>>>>
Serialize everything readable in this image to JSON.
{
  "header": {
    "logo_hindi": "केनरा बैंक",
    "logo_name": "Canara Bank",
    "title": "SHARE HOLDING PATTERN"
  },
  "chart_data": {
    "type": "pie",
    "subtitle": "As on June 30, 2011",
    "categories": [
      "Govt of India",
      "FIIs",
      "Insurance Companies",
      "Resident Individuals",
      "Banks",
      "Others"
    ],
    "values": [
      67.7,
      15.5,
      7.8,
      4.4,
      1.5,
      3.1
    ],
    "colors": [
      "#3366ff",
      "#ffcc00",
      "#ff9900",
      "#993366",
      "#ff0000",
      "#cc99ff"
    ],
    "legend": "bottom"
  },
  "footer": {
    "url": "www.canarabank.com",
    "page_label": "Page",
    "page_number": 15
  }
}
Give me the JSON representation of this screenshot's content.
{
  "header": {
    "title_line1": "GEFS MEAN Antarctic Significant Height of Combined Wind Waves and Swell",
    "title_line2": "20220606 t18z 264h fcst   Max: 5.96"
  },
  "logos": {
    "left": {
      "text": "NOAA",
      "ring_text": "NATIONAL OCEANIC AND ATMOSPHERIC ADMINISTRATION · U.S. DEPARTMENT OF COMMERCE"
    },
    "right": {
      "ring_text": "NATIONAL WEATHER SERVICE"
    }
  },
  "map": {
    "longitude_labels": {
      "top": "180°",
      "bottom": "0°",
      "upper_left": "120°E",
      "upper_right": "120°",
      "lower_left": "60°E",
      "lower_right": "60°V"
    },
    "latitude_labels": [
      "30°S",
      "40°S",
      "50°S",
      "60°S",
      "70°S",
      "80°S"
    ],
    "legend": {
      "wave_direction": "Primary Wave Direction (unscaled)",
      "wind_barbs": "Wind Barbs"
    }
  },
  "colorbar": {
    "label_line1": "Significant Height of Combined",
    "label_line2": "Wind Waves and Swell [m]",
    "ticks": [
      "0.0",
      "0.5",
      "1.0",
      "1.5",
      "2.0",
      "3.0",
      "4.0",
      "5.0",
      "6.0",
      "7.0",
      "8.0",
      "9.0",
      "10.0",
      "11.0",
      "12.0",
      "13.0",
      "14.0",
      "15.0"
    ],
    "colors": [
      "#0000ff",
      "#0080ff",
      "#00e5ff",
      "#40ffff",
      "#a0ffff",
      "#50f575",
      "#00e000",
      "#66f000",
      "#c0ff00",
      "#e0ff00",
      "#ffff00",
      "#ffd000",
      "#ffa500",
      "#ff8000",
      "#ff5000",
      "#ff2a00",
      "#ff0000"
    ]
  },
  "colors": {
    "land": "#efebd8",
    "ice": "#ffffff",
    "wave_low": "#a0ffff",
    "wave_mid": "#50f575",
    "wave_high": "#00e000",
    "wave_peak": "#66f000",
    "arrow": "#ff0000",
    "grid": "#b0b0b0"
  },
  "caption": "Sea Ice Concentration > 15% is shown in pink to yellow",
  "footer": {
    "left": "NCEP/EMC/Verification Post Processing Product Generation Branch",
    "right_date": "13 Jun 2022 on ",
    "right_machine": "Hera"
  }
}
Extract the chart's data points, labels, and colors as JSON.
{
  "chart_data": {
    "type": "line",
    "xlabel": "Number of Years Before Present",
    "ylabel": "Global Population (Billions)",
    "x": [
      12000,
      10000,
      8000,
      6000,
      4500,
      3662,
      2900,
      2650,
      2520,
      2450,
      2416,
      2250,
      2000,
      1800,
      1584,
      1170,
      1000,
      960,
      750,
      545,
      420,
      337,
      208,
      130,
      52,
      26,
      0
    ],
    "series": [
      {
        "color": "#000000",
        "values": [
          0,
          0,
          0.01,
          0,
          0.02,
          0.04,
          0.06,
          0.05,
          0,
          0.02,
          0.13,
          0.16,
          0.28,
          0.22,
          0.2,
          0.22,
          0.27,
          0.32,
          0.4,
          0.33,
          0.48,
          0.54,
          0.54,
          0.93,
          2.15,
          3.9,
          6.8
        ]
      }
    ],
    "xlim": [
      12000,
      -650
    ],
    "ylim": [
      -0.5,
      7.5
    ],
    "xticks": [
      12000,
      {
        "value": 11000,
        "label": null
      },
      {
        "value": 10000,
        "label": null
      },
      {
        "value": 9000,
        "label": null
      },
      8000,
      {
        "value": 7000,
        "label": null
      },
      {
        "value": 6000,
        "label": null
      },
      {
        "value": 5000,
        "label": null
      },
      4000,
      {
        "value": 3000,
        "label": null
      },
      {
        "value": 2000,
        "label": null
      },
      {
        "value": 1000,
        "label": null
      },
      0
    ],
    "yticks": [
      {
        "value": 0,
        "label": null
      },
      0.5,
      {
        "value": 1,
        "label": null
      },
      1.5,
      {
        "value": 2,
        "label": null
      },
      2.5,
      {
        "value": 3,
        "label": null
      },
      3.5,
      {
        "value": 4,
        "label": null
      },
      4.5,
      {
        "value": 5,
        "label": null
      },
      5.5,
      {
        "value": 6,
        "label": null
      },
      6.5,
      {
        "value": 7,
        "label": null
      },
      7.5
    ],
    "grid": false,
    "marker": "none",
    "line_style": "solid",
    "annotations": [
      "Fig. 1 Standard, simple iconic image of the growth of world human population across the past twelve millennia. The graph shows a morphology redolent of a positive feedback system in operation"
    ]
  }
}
<<<<
• Aim of the exercise:
Write the material out exactly, with nothing left out.

• Complete answer:
Serialize everything readable in this image to JSON.
{
  "header": {
    "logo_hindi": "केनरा बैंक",
    "logo_name": "Canara Bank",
    "title": "SHARE HOLDING PATTERN"
  },
  "chart_data": {
    "type": "pie",
    "subtitle": "As on June 30, 2011",
    "categories": [
      "Govt of India",
      "FIIs",
      "Insurance Companies",
      "Resident Individuals",
      "Banks",
      "Others"
    ],
    "values": [
      67.7,
      15.5,
      7.8,
      4.4,
      1.5,
      3.1
    ],
    "colors": [
      "#3366ff",
      "#ffcc00",
      "#ff9900",
      "#993366",
      "#ff0000",
      "#cc99ff"
    ],
    "legend": "bottom"
  },
  "footer": {
    "url": "www.canarabank.com",
    "page_label": "Page",
    "page_number": 15
  }
}
Give me the JSON representation of this screenshot's content.
{
  "header": {
    "title_line1": "GEFS MEAN Antarctic Significant Height of Combined Wind Waves and Swell",
    "title_line2": "20220606 t18z 264h fcst   Max: 5.96"
  },
  "logos": {
    "left": {
      "text": "NOAA",
      "ring_text": "NATIONAL OCEANIC AND ATMOSPHERIC ADMINISTRATION · U.S. DEPARTMENT OF COMMERCE"
    },
    "right": {
      "ring_text": "NATIONAL WEATHER SERVICE"
    }
  },
  "map": {
    "longitude_labels": {
      "top": "180°",
      "bottom": "0°",
      "upper_left": "120°E",
      "upper_right": "120°",
      "lower_left": "60°E",
      "lower_right": "60°V"
    },
    "latitude_labels": [
      "30°S",
      "40°S",
      "50°S",
      "60°S",
      "70°S",
      "80°S"
    ],
    "legend": {
      "wave_direction": "Primary Wave Direction (unscaled)",
      "wind_barbs": "Wind Barbs"
    }
  },
  "colorbar": {
    "label_line1": "Significant Height of Combined",
    "label_line2": "Wind Waves and Swell [m]",
    "ticks": [
      "0.0",
      "0.5",
      "1.0",
      "1.5",
      "2.0",
      "3.0",
      "4.0",
      "5.0",
      "6.0",
      "7.0",
      "8.0",
      "9.0",
      "10.0",
      "11.0",
      "12.0",
      "13.0",
      "14.0",
      "15.0"
    ],
    "colors": [
      "#0000ff",
      "#0080ff",
      "#00e5ff",
      "#40ffff",
      "#a0ffff",
      "#50f575",
      "#00e000",
      "#66f000",
      "#c0ff00",
      "#e0ff00",
      "#ffff00",
      "#ffd000",
      "#ffa500",
      "#ff8000",
      "#ff5000",
      "#ff2a00",
      "#ff0000"
    ]
  },
  "colors": {
    "land": "#efebd8",
    "ice": "#ffffff",
    "wave_low": "#a0ffff",
    "wave_mid": "#50f575",
    "wave_high": "#00e000",
    "wave_peak": "#66f000",
    "arrow": "#ff0000",
    "grid": "#b0b0b0"
  },
  "caption": "Sea Ice Concentration > 15% is shown in pink to yellow",
  "footer": {
    "left": "NCEP/EMC/Verification Post Processing Product Generation Branch",
    "right_date": "13 Jun 2022 on ",
    "right_machine": "Hera"
  }
}
Extract the chart's data points, labels, and colors as JSON.
{
  "chart_data": {
    "type": "line",
    "xlabel": "Number of Years Before Present",
    "ylabel": "Global Population (Billions)",
    "x": [
      12000,
      10000,
      8000,
      6000,
      4500,
      3662,
      2900,
      2650,
      2520,
      2450,
      2416,
      2250,
      2000,
      1800,
      1584,
      1170,
      1000,
      960,
      750,
      545,
      420,
      337,
      208,
      130,
      52,
      26,
      0
    ],
    "series": [
      {
        "color": "#000000",
        "values": [
          0,
          0,
          0.01,
          0,
          0.02,
          0.04,
          0.06,
          0.05,
          0,
          0.02,
          0.13,
          0.16,
          0.28,
          0.22,
          0.2,
          0.22,
          0.27,
          0.32,
          0.4,
          0.33,
          0.48,
          0.54,
          0.54,
          0.93,
          2.15,
          3.9,
          6.8
        ]
      }
    ],
    "xlim": [
      12000,
      -650
    ],
    "ylim": [
      -0.5,
      7.5
    ],
    "xticks": [
      12000,
      {
        "value": 11000,
        "label": null
      },
      {
        "value": 10000,
        "label": null
      },
      {
        "value": 9000,
        "label": null
      },
      8000,
      {
        "value": 7000,
        "label": null
      },
      {
        "value": 6000,
        "label": null
      },
      {
        "value": 5000,
        "label": null
      },
      4000,
      {
        "value": 3000,
        "label": null
      },
      {
        "value": 2000,
        "label": null
      },
      {
        "value": 1000,
        "label": null
      },
      0
    ],
    "yticks": [
      {
        "value": 0,
        "label": null
      },
      0.5,
      {
        "value": 1,
        "label": null
      },
      1.5,
      {
        "value": 2,
        "label": null
      },
      2.5,
      {
        "value": 3,
        "label": null
      },
      3.5,
      {
        "value": 4,
        "label": null
      },
      4.5,
      {
        "value": 5,
        "label": null
      },
      5.5,
      {
        "value": 6,
        "label": null
      },
      6.5,
      {
        "value": 7,
        "label": null
      },
      7.5
    ],
    "grid": false,
    "marker": "none",
    "line_style": "solid",
    "annotations": [
      "Fig. 1 Standard, simple iconic image of the growth of world human population across the past twelve millennia. The graph shows a morphology redolent of a positive feedback system in operation"
    ]
  }
}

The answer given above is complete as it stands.